■ **EXTRACTED INFORMATION**

::::

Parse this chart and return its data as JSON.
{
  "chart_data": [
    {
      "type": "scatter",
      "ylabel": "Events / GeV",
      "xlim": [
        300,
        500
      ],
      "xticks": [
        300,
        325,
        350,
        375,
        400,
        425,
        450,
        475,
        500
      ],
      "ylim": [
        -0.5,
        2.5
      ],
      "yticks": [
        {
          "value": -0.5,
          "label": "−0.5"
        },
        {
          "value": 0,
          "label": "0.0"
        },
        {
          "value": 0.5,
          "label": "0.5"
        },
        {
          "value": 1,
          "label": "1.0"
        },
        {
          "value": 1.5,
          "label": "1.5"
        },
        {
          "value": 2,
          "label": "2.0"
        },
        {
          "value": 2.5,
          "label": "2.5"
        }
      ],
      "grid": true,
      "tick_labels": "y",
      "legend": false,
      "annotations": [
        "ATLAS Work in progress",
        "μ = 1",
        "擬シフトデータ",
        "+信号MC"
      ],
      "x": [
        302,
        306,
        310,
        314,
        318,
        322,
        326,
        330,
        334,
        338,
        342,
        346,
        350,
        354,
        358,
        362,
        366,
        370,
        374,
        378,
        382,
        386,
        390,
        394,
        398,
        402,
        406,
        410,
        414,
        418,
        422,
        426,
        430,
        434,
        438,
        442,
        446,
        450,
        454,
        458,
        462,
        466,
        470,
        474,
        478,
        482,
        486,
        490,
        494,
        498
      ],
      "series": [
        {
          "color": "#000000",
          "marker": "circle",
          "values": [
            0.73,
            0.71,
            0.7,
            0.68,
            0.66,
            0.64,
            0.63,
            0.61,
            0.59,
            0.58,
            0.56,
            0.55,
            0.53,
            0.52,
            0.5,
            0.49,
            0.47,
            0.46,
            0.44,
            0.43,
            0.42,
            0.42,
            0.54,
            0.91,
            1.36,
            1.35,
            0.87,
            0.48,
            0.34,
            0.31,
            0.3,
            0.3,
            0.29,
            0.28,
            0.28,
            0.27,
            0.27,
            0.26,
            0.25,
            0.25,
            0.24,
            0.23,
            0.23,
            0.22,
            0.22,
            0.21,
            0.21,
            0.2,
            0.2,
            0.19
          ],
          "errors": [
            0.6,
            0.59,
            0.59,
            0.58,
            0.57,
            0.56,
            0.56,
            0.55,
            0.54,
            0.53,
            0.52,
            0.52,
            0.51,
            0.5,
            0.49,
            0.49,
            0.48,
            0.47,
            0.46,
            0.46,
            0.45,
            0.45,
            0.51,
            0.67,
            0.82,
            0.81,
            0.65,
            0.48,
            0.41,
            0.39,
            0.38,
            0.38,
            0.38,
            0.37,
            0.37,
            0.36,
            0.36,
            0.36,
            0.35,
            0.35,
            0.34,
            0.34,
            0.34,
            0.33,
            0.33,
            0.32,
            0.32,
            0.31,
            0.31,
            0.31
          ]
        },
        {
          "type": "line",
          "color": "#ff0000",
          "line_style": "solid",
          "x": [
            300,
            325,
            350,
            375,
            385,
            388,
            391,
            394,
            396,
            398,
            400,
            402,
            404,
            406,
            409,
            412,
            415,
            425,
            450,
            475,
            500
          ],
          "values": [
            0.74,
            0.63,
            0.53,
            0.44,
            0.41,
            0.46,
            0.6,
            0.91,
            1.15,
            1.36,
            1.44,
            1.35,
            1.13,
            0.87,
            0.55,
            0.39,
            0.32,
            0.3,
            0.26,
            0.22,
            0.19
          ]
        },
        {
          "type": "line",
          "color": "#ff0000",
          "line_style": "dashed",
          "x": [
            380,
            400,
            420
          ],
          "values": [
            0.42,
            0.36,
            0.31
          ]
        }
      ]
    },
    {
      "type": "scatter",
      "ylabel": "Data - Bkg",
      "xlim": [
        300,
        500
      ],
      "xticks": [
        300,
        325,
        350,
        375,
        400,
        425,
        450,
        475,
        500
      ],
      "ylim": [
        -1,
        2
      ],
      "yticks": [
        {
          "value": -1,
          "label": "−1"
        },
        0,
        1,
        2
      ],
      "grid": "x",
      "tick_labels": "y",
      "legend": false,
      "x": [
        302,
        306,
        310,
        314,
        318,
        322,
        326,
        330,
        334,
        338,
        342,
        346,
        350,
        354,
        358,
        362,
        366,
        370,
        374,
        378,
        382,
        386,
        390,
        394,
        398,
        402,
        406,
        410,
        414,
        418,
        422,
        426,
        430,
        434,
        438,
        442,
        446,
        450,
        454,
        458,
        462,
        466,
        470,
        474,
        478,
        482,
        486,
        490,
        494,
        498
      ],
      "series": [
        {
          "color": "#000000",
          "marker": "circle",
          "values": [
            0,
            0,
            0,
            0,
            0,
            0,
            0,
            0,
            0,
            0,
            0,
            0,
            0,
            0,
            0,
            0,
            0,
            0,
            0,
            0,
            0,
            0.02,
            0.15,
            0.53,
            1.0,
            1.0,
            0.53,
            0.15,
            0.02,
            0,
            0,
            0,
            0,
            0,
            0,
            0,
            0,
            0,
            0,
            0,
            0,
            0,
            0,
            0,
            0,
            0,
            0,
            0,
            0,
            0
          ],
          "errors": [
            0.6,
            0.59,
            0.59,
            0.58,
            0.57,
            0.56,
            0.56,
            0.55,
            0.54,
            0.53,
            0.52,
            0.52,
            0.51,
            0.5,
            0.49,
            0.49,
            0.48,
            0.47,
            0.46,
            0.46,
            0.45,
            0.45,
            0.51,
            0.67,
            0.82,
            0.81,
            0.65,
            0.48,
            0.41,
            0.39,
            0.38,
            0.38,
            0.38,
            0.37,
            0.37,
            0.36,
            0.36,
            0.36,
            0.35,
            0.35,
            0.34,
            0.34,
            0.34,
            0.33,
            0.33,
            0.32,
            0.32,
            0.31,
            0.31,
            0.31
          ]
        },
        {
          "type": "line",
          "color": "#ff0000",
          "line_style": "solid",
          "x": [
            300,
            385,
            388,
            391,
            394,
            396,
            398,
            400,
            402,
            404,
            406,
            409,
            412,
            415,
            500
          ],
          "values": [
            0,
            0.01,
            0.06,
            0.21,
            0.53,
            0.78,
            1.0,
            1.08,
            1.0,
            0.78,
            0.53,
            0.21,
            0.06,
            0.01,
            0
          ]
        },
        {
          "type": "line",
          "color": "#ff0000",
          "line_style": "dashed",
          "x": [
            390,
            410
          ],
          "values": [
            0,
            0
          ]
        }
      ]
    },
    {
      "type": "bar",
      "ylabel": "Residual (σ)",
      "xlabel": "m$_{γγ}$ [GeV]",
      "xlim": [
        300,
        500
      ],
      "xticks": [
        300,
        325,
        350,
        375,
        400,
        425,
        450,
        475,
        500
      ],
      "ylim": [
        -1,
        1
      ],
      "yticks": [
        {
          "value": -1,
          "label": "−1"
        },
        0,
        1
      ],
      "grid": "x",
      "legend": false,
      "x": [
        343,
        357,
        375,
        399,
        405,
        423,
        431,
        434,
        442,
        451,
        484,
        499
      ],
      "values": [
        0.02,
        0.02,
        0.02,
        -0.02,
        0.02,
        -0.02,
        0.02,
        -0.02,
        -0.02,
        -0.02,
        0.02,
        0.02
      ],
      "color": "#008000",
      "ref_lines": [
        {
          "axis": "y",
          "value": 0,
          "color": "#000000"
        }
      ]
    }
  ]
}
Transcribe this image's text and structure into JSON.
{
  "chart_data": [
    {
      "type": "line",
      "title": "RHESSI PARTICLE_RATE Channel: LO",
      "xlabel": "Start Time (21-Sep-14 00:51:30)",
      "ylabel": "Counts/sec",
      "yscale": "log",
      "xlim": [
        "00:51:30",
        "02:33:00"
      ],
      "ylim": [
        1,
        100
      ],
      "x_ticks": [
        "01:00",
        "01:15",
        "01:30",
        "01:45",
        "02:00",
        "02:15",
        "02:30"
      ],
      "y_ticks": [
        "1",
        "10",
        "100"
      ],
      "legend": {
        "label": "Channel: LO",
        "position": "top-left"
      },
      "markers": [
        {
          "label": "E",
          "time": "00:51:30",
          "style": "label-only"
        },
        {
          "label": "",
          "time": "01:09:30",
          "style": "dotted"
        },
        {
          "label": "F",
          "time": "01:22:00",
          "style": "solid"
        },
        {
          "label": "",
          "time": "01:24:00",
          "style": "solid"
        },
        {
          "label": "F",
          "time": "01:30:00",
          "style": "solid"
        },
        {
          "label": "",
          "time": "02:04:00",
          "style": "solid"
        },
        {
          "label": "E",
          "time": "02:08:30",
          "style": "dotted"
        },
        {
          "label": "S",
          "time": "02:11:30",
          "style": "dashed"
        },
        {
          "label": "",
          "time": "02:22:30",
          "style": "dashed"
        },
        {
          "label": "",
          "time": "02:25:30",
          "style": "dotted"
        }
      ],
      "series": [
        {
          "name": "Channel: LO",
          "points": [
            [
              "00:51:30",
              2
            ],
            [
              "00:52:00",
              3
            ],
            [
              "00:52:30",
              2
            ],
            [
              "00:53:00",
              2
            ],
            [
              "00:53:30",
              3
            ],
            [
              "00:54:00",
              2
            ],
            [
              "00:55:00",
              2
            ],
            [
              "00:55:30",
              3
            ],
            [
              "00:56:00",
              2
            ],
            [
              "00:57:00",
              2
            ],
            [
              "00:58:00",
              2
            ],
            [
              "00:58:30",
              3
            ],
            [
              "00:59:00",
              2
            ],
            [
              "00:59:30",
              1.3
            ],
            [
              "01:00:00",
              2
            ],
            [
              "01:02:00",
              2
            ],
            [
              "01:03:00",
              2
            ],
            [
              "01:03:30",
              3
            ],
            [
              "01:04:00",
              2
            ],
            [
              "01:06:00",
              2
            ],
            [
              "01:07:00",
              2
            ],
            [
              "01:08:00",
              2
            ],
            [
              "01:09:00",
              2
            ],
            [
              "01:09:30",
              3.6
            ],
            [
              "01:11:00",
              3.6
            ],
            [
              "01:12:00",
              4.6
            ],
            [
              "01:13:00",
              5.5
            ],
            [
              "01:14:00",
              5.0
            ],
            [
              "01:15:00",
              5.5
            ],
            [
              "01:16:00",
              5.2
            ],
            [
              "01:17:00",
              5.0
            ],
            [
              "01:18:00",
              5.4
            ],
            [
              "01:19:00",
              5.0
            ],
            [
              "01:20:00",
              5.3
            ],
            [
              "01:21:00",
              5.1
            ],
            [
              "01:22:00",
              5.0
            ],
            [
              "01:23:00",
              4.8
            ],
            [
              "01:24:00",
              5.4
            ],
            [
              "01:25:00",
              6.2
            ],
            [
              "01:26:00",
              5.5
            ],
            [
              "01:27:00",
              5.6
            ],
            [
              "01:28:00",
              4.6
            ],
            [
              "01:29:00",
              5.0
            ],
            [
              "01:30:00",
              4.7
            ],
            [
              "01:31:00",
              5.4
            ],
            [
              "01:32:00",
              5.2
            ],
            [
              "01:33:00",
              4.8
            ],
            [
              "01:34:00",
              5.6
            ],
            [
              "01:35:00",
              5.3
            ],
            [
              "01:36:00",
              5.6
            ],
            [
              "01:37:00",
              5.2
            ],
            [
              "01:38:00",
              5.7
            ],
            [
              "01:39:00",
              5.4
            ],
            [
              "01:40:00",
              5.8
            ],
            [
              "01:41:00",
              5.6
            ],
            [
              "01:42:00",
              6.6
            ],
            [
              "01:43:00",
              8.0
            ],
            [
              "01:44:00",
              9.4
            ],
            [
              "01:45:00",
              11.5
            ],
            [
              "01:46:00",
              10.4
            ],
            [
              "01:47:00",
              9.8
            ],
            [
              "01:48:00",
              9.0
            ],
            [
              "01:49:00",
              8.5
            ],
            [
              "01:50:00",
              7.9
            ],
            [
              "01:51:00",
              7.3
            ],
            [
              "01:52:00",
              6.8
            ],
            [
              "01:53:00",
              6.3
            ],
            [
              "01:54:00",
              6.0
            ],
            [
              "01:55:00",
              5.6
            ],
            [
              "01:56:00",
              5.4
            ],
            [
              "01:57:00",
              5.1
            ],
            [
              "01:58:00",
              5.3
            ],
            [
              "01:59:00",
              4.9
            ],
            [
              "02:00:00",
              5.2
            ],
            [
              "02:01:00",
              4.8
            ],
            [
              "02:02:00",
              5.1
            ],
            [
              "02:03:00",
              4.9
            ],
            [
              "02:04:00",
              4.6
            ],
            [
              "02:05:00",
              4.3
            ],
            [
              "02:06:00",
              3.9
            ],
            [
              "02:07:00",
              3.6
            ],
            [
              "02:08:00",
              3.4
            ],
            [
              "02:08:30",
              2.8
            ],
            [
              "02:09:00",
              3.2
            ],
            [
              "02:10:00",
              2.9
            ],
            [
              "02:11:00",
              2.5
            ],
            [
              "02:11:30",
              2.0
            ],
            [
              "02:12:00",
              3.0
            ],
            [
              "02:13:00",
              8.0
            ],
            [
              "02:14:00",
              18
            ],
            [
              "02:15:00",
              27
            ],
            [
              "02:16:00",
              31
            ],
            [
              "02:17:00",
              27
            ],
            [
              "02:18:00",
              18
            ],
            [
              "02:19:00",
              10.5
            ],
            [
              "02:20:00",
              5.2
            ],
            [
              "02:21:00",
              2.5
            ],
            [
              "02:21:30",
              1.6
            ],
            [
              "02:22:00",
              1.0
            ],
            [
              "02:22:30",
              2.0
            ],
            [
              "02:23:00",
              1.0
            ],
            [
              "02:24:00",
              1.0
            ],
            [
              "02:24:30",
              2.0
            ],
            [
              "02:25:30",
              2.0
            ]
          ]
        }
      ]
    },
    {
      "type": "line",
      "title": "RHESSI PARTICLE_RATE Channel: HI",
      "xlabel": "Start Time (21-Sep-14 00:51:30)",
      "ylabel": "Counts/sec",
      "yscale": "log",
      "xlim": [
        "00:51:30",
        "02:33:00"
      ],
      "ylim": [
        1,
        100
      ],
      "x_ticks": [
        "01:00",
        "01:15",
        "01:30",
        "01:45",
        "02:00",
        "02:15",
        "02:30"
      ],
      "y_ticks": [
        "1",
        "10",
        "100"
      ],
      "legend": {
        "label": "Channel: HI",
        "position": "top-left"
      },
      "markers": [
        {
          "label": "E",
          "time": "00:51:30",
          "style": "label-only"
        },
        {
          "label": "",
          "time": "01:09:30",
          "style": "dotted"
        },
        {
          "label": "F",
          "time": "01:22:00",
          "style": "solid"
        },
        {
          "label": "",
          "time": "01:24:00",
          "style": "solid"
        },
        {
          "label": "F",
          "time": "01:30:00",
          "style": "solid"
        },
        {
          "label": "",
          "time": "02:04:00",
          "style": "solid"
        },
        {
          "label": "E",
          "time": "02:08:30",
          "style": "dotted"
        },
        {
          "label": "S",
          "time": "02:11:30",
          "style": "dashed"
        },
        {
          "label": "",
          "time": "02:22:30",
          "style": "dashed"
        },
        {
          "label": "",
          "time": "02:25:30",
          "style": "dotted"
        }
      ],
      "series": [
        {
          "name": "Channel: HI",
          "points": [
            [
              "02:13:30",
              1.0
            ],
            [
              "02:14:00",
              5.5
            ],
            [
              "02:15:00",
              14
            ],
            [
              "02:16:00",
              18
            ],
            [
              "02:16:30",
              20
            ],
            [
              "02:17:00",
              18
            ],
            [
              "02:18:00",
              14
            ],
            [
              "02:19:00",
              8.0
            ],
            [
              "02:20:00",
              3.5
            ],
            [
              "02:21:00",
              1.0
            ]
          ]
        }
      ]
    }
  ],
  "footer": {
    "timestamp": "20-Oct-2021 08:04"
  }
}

::::

■ **STATED PROBLEM**
Where a line holds "JSON", copy it out.

■ **ANSWER BELOW**
Parse this chart and return its data as JSON.
Transcribe this image's text and structure into JSON.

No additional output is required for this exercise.